Work to do
Rewrite the data from the line with "rate-card-cny: CNY 1.00%" up to and including the line with "rate-card-sgd: SGD 2.20%", replacing "rate-unit" with "rate-suffix" and keeping everything else the same.

+++ Given information

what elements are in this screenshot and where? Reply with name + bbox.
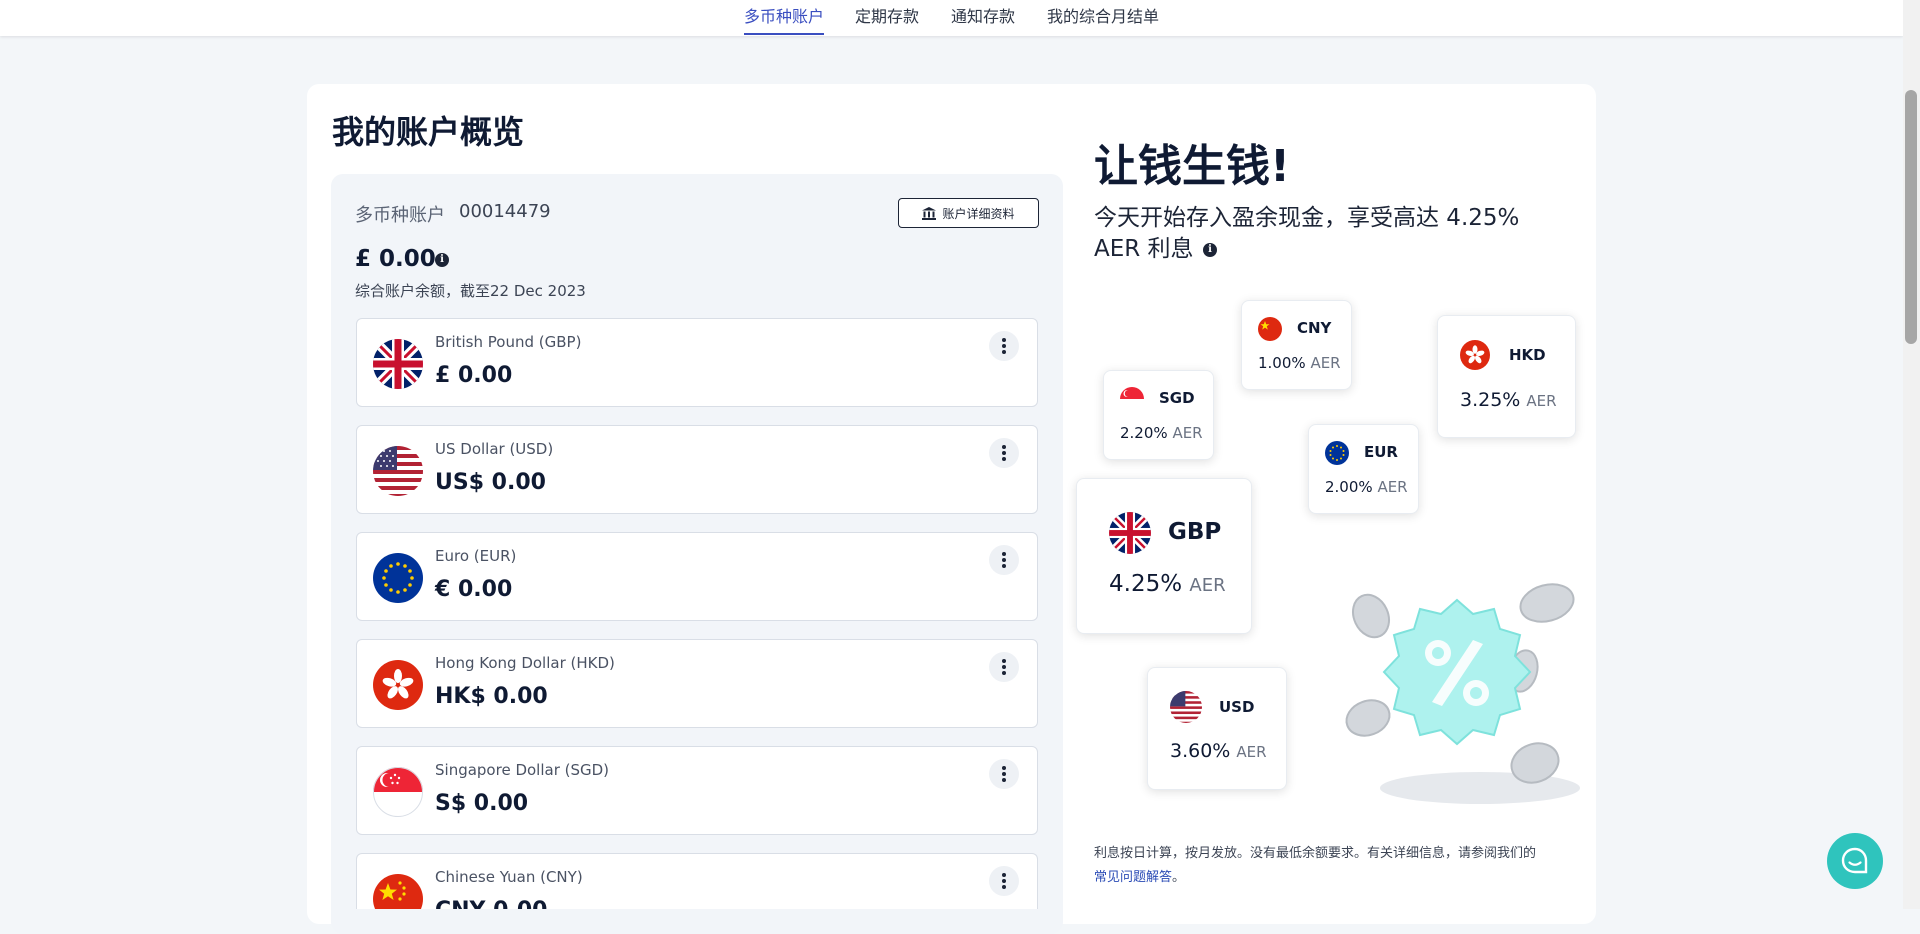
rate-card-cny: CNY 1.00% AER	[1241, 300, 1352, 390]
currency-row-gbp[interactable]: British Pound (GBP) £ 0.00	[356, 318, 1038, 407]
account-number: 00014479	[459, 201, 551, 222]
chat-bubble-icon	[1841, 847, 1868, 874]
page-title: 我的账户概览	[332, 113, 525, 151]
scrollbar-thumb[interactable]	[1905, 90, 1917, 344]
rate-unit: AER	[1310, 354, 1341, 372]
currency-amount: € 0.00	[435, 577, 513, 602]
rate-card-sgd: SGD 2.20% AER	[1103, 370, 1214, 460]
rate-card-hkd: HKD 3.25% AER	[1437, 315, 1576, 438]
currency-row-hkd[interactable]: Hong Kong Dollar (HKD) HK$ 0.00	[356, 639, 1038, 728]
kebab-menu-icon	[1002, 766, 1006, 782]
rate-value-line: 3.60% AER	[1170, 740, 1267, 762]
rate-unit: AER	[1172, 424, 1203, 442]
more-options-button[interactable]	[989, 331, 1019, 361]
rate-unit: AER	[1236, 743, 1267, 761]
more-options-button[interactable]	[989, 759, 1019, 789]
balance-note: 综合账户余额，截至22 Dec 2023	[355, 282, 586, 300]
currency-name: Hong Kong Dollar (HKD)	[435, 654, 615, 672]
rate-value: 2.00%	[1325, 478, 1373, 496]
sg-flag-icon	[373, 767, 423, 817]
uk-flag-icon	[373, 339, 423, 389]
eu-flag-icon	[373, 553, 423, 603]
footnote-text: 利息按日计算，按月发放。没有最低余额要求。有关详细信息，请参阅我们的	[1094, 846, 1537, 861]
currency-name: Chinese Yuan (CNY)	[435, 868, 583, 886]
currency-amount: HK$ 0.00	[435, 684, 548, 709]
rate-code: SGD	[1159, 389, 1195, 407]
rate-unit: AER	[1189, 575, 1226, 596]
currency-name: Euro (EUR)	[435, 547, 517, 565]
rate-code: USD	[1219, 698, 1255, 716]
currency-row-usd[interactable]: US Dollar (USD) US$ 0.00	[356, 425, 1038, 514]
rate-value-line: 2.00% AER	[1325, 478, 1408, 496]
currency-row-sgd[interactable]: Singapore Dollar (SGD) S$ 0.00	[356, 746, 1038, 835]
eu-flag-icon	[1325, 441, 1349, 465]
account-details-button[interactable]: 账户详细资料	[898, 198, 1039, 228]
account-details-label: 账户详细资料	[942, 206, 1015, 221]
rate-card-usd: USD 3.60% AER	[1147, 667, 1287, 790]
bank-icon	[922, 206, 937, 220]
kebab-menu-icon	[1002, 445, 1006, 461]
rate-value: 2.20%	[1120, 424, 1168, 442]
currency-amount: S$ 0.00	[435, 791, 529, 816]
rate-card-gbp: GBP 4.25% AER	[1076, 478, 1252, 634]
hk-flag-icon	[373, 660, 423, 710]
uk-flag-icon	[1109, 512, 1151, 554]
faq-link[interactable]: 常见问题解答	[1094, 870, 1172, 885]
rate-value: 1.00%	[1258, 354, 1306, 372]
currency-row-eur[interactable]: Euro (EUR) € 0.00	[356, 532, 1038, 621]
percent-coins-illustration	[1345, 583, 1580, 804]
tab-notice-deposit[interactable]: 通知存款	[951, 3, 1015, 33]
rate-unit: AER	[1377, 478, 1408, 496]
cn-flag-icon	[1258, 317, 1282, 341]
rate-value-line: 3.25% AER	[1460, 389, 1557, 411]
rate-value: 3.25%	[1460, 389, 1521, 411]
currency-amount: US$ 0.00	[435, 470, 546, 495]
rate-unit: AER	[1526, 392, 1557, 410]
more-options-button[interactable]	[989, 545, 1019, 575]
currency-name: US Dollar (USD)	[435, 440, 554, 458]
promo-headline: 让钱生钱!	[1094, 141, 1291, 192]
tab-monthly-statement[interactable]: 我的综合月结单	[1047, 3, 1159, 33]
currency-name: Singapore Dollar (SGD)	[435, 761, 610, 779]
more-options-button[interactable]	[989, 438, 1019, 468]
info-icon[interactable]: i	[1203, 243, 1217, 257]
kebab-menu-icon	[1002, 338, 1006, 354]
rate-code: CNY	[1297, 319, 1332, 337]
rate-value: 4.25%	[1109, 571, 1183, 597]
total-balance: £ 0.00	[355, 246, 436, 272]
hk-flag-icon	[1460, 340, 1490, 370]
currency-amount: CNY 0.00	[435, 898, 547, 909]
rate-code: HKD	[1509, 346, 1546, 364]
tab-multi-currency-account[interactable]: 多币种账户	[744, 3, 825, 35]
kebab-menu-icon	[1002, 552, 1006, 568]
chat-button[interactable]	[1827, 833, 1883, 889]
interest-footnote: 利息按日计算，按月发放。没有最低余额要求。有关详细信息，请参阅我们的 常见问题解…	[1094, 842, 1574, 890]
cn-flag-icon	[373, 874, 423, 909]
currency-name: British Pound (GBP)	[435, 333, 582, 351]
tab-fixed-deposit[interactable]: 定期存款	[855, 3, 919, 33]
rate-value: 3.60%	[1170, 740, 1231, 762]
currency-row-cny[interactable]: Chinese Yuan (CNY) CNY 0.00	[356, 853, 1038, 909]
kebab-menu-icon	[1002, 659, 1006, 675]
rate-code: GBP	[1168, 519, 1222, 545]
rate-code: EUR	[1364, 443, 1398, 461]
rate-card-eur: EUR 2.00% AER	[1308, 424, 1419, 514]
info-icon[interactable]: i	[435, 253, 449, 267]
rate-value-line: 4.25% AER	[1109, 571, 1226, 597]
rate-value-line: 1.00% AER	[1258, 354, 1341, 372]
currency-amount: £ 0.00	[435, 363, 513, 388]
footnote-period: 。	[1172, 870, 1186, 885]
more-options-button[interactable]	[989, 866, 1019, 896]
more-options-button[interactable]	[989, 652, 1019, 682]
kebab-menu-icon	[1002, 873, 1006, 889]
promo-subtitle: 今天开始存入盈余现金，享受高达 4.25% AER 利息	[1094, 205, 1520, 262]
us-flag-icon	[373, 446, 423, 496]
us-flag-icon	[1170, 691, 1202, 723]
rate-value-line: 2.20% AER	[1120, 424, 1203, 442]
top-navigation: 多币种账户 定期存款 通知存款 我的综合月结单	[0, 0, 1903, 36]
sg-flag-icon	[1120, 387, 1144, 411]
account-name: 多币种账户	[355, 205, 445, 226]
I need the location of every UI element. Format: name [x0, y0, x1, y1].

++++++
+++ Given information

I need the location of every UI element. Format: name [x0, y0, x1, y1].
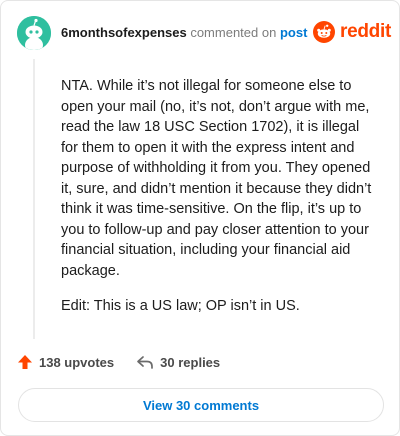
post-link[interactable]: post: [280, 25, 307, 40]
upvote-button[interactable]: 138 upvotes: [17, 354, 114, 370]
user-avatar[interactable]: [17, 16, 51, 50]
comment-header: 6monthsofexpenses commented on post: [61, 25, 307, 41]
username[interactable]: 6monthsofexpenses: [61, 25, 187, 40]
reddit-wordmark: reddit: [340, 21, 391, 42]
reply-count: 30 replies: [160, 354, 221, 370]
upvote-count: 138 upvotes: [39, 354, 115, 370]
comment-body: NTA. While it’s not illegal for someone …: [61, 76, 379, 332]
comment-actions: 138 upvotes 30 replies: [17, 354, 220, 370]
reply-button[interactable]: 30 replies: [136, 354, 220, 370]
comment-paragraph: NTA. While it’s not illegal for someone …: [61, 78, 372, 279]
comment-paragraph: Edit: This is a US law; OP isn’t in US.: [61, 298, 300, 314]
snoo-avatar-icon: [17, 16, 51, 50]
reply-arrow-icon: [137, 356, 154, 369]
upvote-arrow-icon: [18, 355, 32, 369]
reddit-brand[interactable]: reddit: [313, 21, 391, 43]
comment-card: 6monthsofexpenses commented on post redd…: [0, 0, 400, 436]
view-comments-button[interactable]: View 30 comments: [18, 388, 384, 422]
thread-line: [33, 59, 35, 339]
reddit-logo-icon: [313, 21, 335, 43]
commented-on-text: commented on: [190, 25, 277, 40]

++++++

Finished exercise
rate-card-cny: CNY 1.00% AER	[1241, 300, 1352, 390]
currency-row-gbp[interactable]: British Pound (GBP) £ 0.00	[356, 318, 1038, 407]
account-number: 00014479	[459, 201, 551, 222]
chat-bubble-icon	[1841, 847, 1868, 874]
page-title: 我的账户概览	[332, 113, 525, 151]
scrollbar-thumb[interactable]	[1905, 90, 1917, 344]
rate-suffix: AER	[1310, 354, 1341, 372]
currency-amount: € 0.00	[435, 577, 513, 602]
rate-card-sgd: SGD 2.20% AER	[1103, 370, 1214, 460]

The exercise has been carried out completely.